Given problem = Output the records below verbatim, starting at the first line and ending at the line that contains "colorbar-tick: -600 bbox=[552, 751, 574, 761]", both of those lines included.

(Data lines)
####
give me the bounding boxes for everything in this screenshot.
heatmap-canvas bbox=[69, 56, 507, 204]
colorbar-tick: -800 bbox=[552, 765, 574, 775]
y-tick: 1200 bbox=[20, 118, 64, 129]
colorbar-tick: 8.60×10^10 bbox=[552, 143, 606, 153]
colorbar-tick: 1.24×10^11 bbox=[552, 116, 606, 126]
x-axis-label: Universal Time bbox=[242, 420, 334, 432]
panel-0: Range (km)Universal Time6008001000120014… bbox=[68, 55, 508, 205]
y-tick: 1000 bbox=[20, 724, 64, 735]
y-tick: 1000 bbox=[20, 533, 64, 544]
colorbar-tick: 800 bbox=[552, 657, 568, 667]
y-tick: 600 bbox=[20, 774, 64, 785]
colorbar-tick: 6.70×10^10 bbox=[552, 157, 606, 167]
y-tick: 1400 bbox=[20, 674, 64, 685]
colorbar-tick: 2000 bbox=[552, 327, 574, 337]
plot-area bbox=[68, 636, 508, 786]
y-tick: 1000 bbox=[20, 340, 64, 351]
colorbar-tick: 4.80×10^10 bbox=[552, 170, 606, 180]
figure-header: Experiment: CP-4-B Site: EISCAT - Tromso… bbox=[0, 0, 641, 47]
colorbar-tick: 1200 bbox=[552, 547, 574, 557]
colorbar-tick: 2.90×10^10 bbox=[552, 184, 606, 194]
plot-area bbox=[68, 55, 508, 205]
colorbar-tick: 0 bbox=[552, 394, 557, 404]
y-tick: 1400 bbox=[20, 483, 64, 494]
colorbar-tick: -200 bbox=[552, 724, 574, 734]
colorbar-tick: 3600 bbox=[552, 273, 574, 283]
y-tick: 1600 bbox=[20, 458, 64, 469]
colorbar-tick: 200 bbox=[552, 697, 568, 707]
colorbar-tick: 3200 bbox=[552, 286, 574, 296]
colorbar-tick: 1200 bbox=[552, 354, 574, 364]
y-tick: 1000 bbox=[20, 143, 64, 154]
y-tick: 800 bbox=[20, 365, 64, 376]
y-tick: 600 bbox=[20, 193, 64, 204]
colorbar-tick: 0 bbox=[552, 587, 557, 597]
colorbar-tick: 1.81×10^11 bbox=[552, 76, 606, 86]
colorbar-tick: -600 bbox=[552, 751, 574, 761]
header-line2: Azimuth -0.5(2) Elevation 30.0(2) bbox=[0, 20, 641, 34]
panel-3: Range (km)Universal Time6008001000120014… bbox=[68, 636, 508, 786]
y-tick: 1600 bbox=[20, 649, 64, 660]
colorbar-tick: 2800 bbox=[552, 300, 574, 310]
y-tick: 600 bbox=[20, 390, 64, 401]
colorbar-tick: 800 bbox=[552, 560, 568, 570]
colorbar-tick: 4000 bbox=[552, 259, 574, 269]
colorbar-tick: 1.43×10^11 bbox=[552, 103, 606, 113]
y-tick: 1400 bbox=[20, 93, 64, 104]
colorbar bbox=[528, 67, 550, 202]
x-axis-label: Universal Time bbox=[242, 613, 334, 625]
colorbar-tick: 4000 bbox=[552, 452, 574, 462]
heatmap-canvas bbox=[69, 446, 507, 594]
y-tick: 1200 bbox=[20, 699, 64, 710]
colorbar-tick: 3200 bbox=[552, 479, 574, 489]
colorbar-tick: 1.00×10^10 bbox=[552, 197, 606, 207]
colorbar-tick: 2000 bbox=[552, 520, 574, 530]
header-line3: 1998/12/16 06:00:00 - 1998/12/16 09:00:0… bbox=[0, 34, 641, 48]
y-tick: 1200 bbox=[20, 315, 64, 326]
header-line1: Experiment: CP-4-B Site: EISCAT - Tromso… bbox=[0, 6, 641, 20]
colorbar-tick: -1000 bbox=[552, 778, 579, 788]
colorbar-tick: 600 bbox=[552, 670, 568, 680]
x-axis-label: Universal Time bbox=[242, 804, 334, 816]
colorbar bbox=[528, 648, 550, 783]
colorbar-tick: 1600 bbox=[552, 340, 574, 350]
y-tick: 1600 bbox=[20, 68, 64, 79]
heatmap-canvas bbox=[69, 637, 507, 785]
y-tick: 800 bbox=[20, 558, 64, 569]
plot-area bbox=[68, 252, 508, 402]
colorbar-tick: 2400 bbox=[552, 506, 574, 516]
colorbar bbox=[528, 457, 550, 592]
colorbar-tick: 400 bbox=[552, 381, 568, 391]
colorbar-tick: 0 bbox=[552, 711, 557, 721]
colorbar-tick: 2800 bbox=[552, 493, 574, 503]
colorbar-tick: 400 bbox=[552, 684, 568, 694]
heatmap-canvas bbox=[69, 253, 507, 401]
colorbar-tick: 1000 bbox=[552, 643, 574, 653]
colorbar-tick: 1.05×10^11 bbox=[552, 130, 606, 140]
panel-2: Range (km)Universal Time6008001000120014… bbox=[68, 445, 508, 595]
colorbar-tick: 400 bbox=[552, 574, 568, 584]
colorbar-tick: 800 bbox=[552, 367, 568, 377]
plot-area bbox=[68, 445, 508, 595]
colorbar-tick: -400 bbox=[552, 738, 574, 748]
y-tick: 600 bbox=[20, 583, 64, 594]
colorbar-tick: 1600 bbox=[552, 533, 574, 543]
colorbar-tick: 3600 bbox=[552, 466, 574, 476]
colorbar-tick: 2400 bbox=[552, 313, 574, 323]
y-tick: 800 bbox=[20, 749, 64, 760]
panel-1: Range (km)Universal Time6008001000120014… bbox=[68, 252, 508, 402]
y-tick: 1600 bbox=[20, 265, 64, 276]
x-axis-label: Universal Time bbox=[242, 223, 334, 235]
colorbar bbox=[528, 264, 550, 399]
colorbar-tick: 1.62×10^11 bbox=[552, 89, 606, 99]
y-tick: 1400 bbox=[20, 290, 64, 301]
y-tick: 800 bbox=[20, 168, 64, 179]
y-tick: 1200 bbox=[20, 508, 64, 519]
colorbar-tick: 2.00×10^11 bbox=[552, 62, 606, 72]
####
Task answer =
give me the bounding boxes for everything in this screenshot.
heatmap-canvas bbox=[69, 56, 507, 204]
colorbar-tick: -800 bbox=[552, 765, 574, 775]
y-tick: 1200 bbox=[20, 118, 64, 129]
colorbar-tick: 8.60×10^10 bbox=[552, 143, 606, 153]
colorbar-tick: 1.24×10^11 bbox=[552, 116, 606, 126]
x-axis-label: Universal Time bbox=[242, 420, 334, 432]
panel-0: Range (km)Universal Time6008001000120014… bbox=[68, 55, 508, 205]
y-tick: 1000 bbox=[20, 724, 64, 735]
y-tick: 1000 bbox=[20, 533, 64, 544]
colorbar-tick: 800 bbox=[552, 657, 568, 667]
y-tick: 600 bbox=[20, 774, 64, 785]
colorbar-tick: 6.70×10^10 bbox=[552, 157, 606, 167]
y-tick: 1400 bbox=[20, 674, 64, 685]
colorbar-tick: 2000 bbox=[552, 327, 574, 337]
plot-area bbox=[68, 636, 508, 786]
y-tick: 1000 bbox=[20, 340, 64, 351]
colorbar-tick: 4.80×10^10 bbox=[552, 170, 606, 180]
figure-header: Experiment: CP-4-B Site: EISCAT - Tromso… bbox=[0, 0, 641, 47]
colorbar-tick: 1200 bbox=[552, 547, 574, 557]
colorbar-tick: 2.90×10^10 bbox=[552, 184, 606, 194]
plot-area bbox=[68, 55, 508, 205]
colorbar-tick: 0 bbox=[552, 394, 557, 404]
y-tick: 1400 bbox=[20, 483, 64, 494]
colorbar-tick: -200 bbox=[552, 724, 574, 734]
colorbar-tick: 3600 bbox=[552, 273, 574, 283]
y-tick: 1600 bbox=[20, 458, 64, 469]
colorbar-tick: 200 bbox=[552, 697, 568, 707]
colorbar-tick: 3200 bbox=[552, 286, 574, 296]
colorbar-tick: 1200 bbox=[552, 354, 574, 364]
y-tick: 1000 bbox=[20, 143, 64, 154]
y-tick: 800 bbox=[20, 365, 64, 376]
y-tick: 600 bbox=[20, 193, 64, 204]
colorbar-tick: 0 bbox=[552, 587, 557, 597]
colorbar-tick: 1.81×10^11 bbox=[552, 76, 606, 86]
colorbar-tick: -600 bbox=[552, 751, 574, 761]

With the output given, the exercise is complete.